REQUIRED TASK = Show all lines holding "badge".

DATASET ENTRIES =
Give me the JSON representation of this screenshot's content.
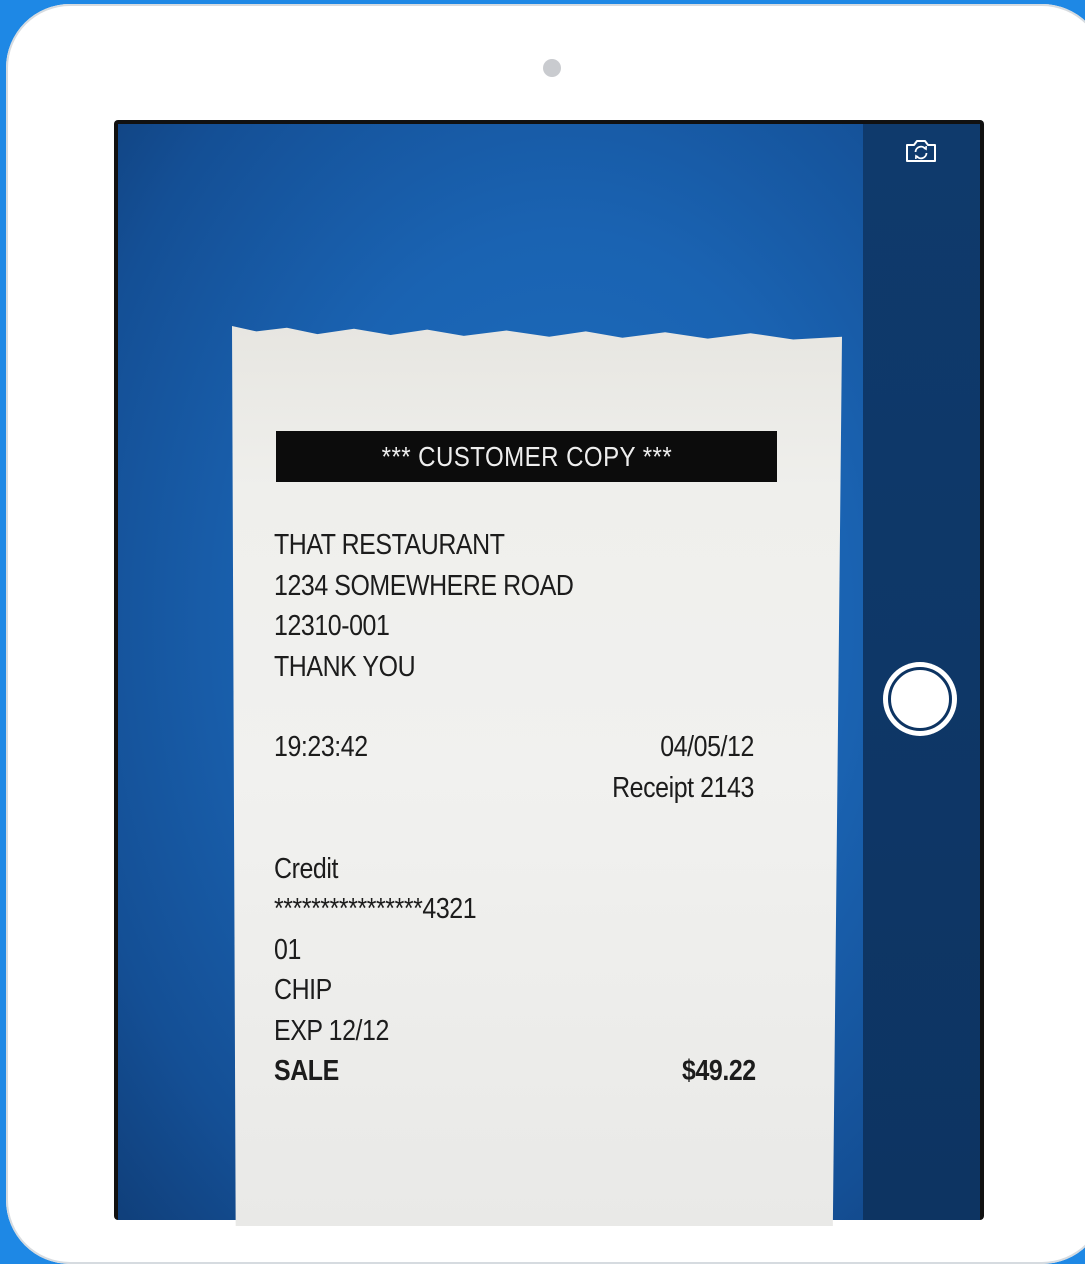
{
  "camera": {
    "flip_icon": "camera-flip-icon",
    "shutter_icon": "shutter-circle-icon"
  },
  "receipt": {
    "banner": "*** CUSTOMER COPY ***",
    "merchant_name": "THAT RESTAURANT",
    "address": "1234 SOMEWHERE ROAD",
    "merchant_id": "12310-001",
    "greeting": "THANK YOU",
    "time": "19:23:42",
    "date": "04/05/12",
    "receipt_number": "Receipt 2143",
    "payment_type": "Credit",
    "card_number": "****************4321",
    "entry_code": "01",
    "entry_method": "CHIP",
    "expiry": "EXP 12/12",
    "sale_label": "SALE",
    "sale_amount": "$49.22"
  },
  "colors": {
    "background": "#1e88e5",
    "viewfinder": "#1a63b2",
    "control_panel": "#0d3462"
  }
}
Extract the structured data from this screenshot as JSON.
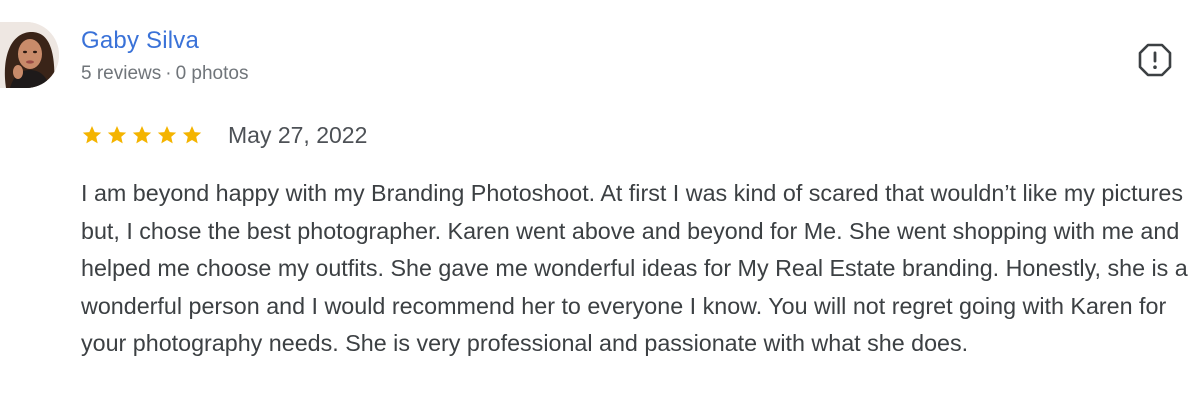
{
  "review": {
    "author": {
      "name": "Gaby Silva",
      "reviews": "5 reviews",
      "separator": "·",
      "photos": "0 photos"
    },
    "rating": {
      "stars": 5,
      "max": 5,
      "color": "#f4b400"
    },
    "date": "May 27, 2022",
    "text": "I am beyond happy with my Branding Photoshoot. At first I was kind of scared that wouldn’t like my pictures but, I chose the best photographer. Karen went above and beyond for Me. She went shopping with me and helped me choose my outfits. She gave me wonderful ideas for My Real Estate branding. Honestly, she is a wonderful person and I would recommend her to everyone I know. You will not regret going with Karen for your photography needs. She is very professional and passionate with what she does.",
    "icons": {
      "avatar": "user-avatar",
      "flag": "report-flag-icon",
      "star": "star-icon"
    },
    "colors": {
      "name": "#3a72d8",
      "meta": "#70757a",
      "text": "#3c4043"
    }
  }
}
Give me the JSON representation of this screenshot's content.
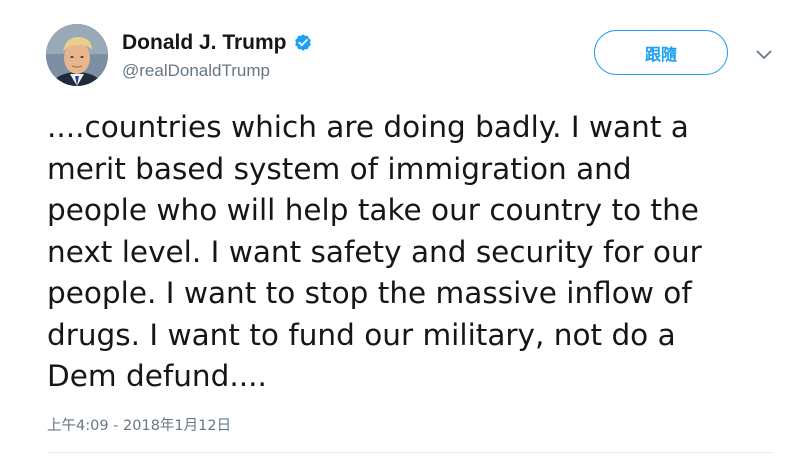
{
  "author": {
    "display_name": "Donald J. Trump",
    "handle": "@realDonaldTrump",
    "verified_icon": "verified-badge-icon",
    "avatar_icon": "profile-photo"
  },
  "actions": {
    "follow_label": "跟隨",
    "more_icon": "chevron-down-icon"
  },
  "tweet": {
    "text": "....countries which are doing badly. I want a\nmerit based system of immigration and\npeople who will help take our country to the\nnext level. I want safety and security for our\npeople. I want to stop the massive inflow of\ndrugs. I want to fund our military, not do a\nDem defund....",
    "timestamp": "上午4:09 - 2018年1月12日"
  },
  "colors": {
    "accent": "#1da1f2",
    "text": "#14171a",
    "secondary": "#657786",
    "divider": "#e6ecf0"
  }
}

* * *

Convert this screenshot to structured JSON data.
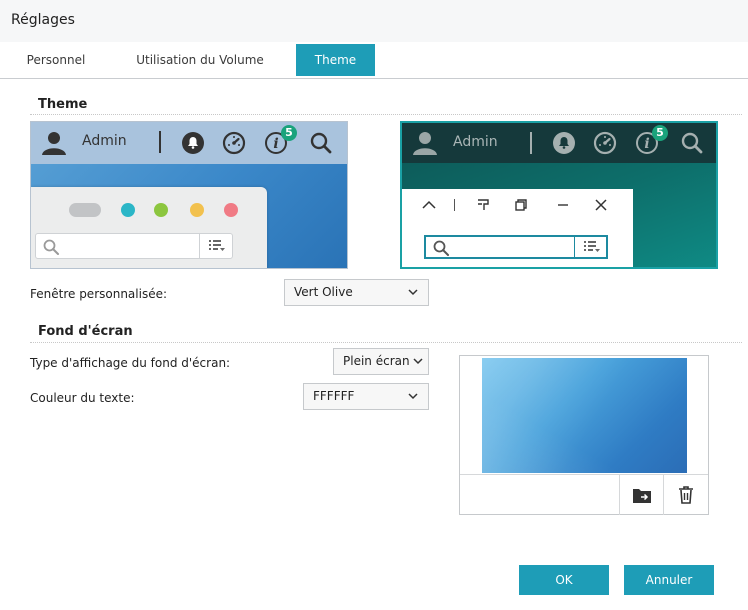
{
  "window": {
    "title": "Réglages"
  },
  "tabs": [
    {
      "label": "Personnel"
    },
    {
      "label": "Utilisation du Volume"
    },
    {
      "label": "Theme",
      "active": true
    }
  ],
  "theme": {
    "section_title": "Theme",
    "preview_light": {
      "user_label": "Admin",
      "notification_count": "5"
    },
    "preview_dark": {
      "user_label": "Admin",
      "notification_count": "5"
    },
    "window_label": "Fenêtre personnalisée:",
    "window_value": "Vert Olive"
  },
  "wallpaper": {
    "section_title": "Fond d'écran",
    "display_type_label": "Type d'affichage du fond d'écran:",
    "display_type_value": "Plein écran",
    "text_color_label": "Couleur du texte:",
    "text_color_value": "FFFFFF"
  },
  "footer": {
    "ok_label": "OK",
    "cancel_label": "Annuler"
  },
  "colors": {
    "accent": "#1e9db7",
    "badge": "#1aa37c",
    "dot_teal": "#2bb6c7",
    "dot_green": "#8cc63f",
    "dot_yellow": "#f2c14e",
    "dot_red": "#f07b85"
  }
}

SOLUTION =
    "verified_icon": "verified-badge-icon",
    "badge": "#1aa37c",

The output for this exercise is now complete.